Given request ▸ Print every entry, word for word, and skip the images.

Listed entries ▸
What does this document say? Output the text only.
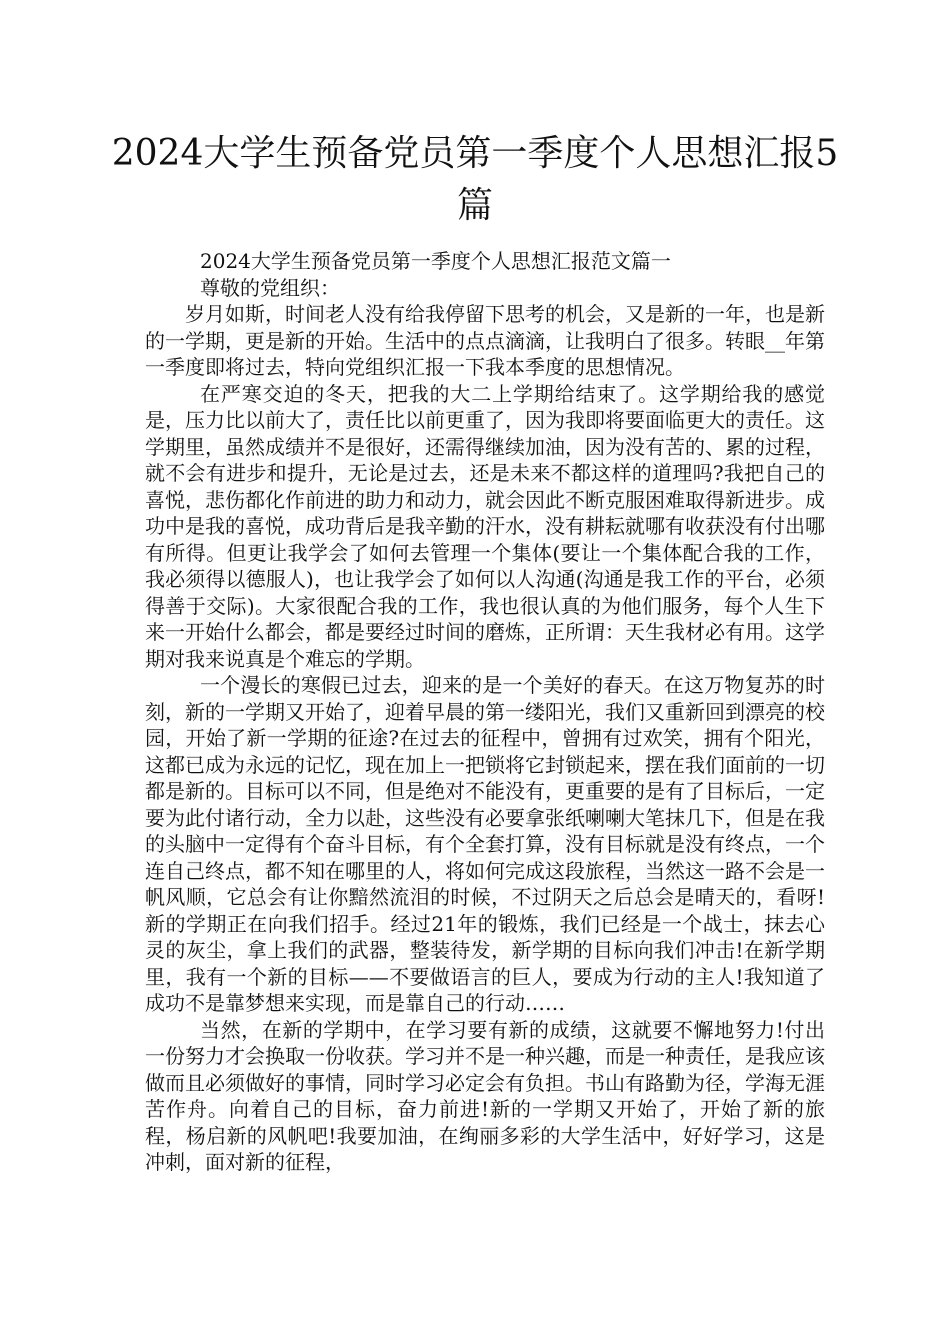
2024大学生预备党员第一季度个人思想汇报5篇

2024大学生预备党员第一季度个人思想汇报范文篇一

尊敬的党组织：

岁月如斯，时间老人没有给我停留下思考的机会，又是新的一年，也是新的一学期，更是新的开始。生活中的点点滴滴，让我明白了很多。转眼__年第一季度即将过去，特向党组织汇报一下我本季度的思想情况。

在严寒交迫的冬天，把我的大二上学期给结束了。这学期给我的感觉是，压力比以前大了，责任比以前更重了，因为我即将要面临更大的责任。这学期里，虽然成绩并不是很好，还需得继续加油，因为没有苦的、累的过程，就不会有进步和提升，无论是过去，还是未来不都这样的道理吗?我把自己的喜悦，悲伤都化作前进的助力和动力，就会因此不断克服困难取得新进步。成功中是我的喜悦，成功背后是我辛勤的汗水，没有耕耘就哪有收获没有付出哪有所得。但更让我学会了如何去管理一个集体(要让一个集体配合我的工作，我必须得以德服人)，也让我学会了如何以人沟通(沟通是我工作的平台，必须得善于交际)。大家很配合我的工作，我也很认真的为他们服务，每个人生下来一开始什么都会，都是要经过时间的磨炼，正所谓：天生我材必有用。这学期对我来说真是个难忘的学期。

一个漫长的寒假已过去，迎来的是一个美好的春天。在这万物复苏的时刻，新的一学期又开始了，迎着早晨的第一缕阳光，我们又重新回到漂亮的校园，开始了新一学期的征途?在过去的征程中，曾拥有过欢笑，拥有个阳光，这都已成为永远的记忆，现在加上一把锁将它封锁起来，摆在我们面前的一切都是新的。目标可以不同，但是绝对不能没有，更重要的是有了目标后，一定要为此付诸行动，全力以赴，这些没有必要拿张纸喇喇大笔抹几下，但是在我的头脑中一定得有个奋斗目标，有个全套打算，没有目标就是没有终点，一个连自己终点，都不知在哪里的人，将如何完成这段旅程，当然这一路不会是一帆风顺，它总会有让你黯然流泪的时候，不过阴天之后总会是晴天的，看呀!新的学期正在向我们招手。经过21年的锻炼，我们已经是一个战士，抹去心灵的灰尘，拿上我们的武器，整装待发，新学期的目标向我们冲击!在新学期里，我有一个新的目标——不要做语言的巨人，要成为行动的主人!我知道了成功不是靠梦想来实现，而是靠自己的行动……

当然，在新的学期中，在学习要有新的成绩，这就要不懈地努力!付出一份努力才会换取一份收获。学习并不是一种兴趣，而是一种责任，是我应该做而且必须做好的事情，同时学习必定会有负担。书山有路勤为径，学海无涯苦作舟。向着自己的目标，奋力前进!新的一学期又开始了，开始了新的旅程，杨启新的风帆吧!我要加油，在绚丽多彩的大学生活中，好好学习，这是冲刺，面对新的征程，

Task response ▸
What does this document say? Output the text only.
2024大学生预备党员第一季度个人思想汇报5篇

2024大学生预备党员第一季度个人思想汇报范文篇一

尊敬的党组织：

岁月如斯，时间老人没有给我停留下思考的机会，又是新的一年，也是新的一学期，更是新的开始。生活中的点点滴滴，让我明白了很多。转眼__年第一季度即将过去，特向党组织汇报一下我本季度的思想情况。

在严寒交迫的冬天，把我的大二上学期给结束了。这学期给我的感觉是，压力比以前大了，责任比以前更重了，因为我即将要面临更大的责任。这学期里，虽然成绩并不是很好，还需得继续加油，因为没有苦的、累的过程，就不会有进步和提升，无论是过去，还是未来不都这样的道理吗?我把自己的喜悦，悲伤都化作前进的助力和动力，就会因此不断克服困难取得新进步。成功中是我的喜悦，成功背后是我辛勤的汗水，没有耕耘就哪有收获没有付出哪有所得。但更让我学会了如何去管理一个集体(要让一个集体配合我的工作，我必须得以德服人)，也让我学会了如何以人沟通(沟通是我工作的平台，必须得善于交际)。大家很配合我的工作，我也很认真的为他们服务，每个人生下来一开始什么都会，都是要经过时间的磨炼，正所谓：天生我材必有用。这学期对我来说真是个难忘的学期。

一个漫长的寒假已过去，迎来的是一个美好的春天。在这万物复苏的时刻，新的一学期又开始了，迎着早晨的第一缕阳光，我们又重新回到漂亮的校园，开始了新一学期的征途?在过去的征程中，曾拥有过欢笑，拥有个阳光，这都已成为永远的记忆，现在加上一把锁将它封锁起来，摆在我们面前的一切都是新的。目标可以不同，但是绝对不能没有，更重要的是有了目标后，一定要为此付诸行动，全力以赴，这些没有必要拿张纸喇喇大笔抹几下，但是在我的头脑中一定得有个奋斗目标，有个全套打算，没有目标就是没有终点，一个连自己终点，都不知在哪里的人，将如何完成这段旅程，当然这一路不会是一帆风顺，它总会有让你黯然流泪的时候，不过阴天之后总会是晴天的，看呀!新的学期正在向我们招手。经过21年的锻炼，我们已经是一个战士，抹去心灵的灰尘，拿上我们的武器，整装待发，新学期的目标向我们冲击!在新学期里，我有一个新的目标——不要做语言的巨人，要成为行动的主人!我知道了成功不是靠梦想来实现，而是靠自己的行动……

当然，在新的学期中，在学习要有新的成绩，这就要不懈地努力!付出一份努力才会换取一份收获。学习并不是一种兴趣，而是一种责任，是我应该做而且必须做好的事情，同时学习必定会有负担。书山有路勤为径，学海无涯苦作舟。向着自己的目标，奋力前进!新的一学期又开始了，开始了新的旅程，杨启新的风帆吧!我要加油，在绚丽多彩的大学生活中，好好学习，这是冲刺，面对新的征程，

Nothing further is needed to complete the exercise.